Only a number is required: how many lines of the material contain the word "value"?
--- Dataset entries ---
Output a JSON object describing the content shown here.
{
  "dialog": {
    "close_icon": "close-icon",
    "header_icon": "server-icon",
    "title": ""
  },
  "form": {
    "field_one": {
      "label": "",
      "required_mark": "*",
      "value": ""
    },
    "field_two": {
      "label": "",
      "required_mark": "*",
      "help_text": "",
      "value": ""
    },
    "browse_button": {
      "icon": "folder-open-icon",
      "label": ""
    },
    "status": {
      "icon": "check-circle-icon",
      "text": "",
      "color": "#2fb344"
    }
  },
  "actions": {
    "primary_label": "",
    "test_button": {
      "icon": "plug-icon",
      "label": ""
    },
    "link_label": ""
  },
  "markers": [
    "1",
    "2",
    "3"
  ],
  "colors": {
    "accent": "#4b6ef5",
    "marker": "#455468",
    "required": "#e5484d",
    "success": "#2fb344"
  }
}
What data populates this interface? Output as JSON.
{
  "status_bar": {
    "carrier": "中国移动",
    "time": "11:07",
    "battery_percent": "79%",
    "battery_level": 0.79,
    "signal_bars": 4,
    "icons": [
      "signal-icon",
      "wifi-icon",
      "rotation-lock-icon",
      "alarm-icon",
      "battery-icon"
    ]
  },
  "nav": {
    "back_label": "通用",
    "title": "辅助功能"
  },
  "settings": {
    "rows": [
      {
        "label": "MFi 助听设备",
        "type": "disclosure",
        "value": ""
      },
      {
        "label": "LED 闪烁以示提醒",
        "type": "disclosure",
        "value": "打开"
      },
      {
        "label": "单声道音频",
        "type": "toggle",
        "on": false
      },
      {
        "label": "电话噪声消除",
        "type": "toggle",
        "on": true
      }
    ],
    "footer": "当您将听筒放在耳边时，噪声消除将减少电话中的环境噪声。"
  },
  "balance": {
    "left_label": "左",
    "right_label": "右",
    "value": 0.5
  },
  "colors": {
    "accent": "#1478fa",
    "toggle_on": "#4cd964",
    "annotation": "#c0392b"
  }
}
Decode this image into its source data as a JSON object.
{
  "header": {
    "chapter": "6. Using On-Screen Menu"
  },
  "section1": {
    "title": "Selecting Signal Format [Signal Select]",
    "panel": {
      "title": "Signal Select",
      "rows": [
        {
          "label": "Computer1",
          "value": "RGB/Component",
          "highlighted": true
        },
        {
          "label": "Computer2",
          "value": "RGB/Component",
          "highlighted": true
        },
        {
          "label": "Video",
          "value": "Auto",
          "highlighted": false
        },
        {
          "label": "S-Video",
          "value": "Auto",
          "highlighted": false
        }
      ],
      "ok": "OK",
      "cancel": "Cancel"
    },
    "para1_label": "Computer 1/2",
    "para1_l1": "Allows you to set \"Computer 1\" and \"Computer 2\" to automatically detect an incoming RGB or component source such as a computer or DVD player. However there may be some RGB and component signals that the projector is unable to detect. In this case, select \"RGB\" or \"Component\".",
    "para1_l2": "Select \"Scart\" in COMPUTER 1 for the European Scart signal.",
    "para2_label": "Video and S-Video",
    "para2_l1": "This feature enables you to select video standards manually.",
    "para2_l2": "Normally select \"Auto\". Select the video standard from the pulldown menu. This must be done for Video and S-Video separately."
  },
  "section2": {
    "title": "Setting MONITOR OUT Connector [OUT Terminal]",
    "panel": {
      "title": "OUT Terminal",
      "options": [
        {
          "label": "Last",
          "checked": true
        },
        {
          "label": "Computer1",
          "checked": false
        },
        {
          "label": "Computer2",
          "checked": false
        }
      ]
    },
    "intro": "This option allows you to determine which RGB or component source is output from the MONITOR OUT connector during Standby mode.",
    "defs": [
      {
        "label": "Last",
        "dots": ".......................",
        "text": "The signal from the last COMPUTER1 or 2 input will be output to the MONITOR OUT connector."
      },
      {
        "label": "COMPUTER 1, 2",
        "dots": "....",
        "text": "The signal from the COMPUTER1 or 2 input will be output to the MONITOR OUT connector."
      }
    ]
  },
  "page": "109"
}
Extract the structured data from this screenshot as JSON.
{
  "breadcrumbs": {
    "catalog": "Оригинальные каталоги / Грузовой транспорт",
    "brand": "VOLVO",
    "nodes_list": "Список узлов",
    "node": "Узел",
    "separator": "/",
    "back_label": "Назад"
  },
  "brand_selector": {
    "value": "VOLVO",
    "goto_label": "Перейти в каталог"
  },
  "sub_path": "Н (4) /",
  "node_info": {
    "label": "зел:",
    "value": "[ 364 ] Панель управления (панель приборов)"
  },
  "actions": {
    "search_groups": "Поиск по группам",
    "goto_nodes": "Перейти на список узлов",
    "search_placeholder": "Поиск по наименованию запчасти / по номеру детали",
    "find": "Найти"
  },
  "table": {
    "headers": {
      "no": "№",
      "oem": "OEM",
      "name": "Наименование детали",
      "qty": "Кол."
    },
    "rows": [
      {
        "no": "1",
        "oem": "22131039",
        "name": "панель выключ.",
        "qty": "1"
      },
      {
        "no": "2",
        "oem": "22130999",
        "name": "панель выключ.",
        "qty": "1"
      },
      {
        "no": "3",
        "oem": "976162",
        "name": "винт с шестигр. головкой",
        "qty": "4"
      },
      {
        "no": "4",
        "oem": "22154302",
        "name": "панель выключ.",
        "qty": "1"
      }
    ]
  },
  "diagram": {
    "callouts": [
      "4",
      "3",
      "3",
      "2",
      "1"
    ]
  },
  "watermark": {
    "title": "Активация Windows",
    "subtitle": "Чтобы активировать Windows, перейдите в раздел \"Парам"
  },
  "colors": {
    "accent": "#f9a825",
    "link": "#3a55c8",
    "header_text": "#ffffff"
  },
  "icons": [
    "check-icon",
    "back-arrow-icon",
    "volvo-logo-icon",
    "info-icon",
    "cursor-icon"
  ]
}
---
▸ **Complete answer**
11